• Your objective: Extract every record, exactly as written, and ignore the pictures.

++++++++++

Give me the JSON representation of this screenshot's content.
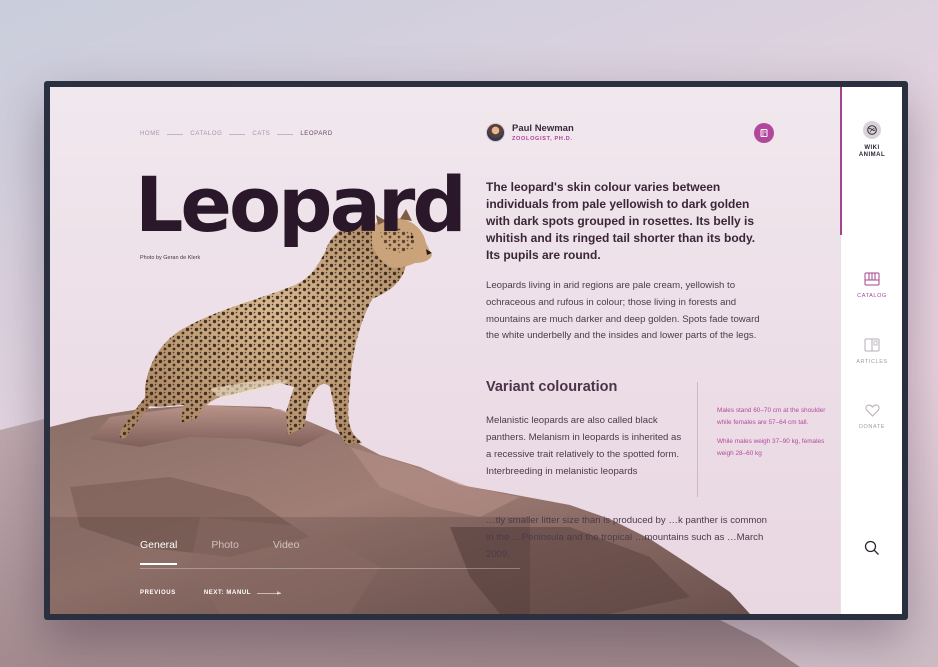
{
  "breadcrumb": [
    "HOME",
    "CATALOG",
    "CATS",
    "LEOPARD"
  ],
  "title": "Leopard",
  "photo_credit": "Photo by Geran de Klerk",
  "author": {
    "name": "Paul Newman",
    "role": "ZOOLOGIST, PH.D."
  },
  "article": {
    "lead": "The leopard's skin colour varies between individuals from pale yellowish to dark golden with dark spots grouped in rosettes. Its belly is whitish and its ringed tail shorter than its body. Its pupils are round.",
    "paragraph1": "Leopards living in arid regions are pale cream, yellowish to ochraceous and rufous in colour; those living in forests and mountains are much darker and deep golden. Spots fade toward the white underbelly and the insides and lower parts of the legs.",
    "section_heading": "Variant colouration",
    "paragraph2": "Melanistic leopards are also called black panthers. Melanism in leopards is inherited as a recessive trait relatively to the spotted form. Interbreeding in melanistic leopards",
    "paragraph3": "…tly smaller litter size than is produced by …k panther is common in the …Peninsula and the tropical …mountains such as …March 2009,",
    "side_notes": [
      "Males stand 60–70 cm at the shoulder while females are 57–64 cm tall.",
      "While males weigh 37–90 kg, females weigh 28–60 kg"
    ]
  },
  "tabs": [
    {
      "label": "General",
      "active": true
    },
    {
      "label": "Photo",
      "active": false
    },
    {
      "label": "Video",
      "active": false
    }
  ],
  "pager": {
    "previous": "PREVIOUS",
    "next": "NEXT: MANUL"
  },
  "sidebar": {
    "brand": "WIKI ANIMAL",
    "items": [
      {
        "label": "CATALOG",
        "icon": "catalog-icon",
        "active": true
      },
      {
        "label": "ARTICLES",
        "icon": "articles-icon",
        "active": false
      },
      {
        "label": "DONATE",
        "icon": "heart-icon",
        "active": false
      }
    ],
    "search_icon": "search-icon"
  },
  "colors": {
    "accent": "#b2489b",
    "title": "#2a1729",
    "frame": "#2b3040",
    "sidebar": "#ffffff"
  }
}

++++++++++

• Answer to the task:
Give me the JSON representation of this screenshot's content.
{
  "breadcrumb": [
    "HOME",
    "CATALOG",
    "CATS",
    "LEOPARD"
  ],
  "title": "Leopard",
  "photo_credit": "Photo by Geran de Klerk",
  "author": {
    "name": "Paul Newman",
    "role": "ZOOLOGIST, PH.D."
  },
  "article": {
    "lead": "The leopard's skin colour varies between individuals from pale yellowish to dark golden with dark spots grouped in rosettes. Its belly is whitish and its ringed tail shorter than its body. Its pupils are round.",
    "paragraph1": "Leopards living in arid regions are pale cream, yellowish to ochraceous and rufous in colour; those living in forests and mountains are much darker and deep golden. Spots fade toward the white underbelly and the insides and lower parts of the legs.",
    "section_heading": "Variant colouration",
    "paragraph2": "Melanistic leopards are also called black panthers. Melanism in leopards is inherited as a recessive trait relatively to the spotted form. Interbreeding in melanistic leopards",
    "paragraph3": "…tly smaller litter size than is produced by …k panther is common in the …Peninsula and the tropical …mountains such as …March 2009,",
    "side_notes": [
      "Males stand 60–70 cm at the shoulder while females are 57–64 cm tall.",
      "While males weigh 37–90 kg, females weigh 28–60 kg"
    ]
  },
  "tabs": [
    {
      "label": "General",
      "active": true
    },
    {
      "label": "Photo",
      "active": false
    },
    {
      "label": "Video",
      "active": false
    }
  ],
  "pager": {
    "previous": "PREVIOUS",
    "next": "NEXT: MANUL"
  },
  "sidebar": {
    "brand": "WIKI ANIMAL",
    "items": [
      {
        "label": "CATALOG",
        "icon": "catalog-icon",
        "active": true
      },
      {
        "label": "ARTICLES",
        "icon": "articles-icon",
        "active": false
      },
      {
        "label": "DONATE",
        "icon": "heart-icon",
        "active": false
      }
    ],
    "search_icon": "search-icon"
  },
  "colors": {
    "accent": "#b2489b",
    "title": "#2a1729",
    "frame": "#2b3040",
    "sidebar": "#ffffff"
  }
}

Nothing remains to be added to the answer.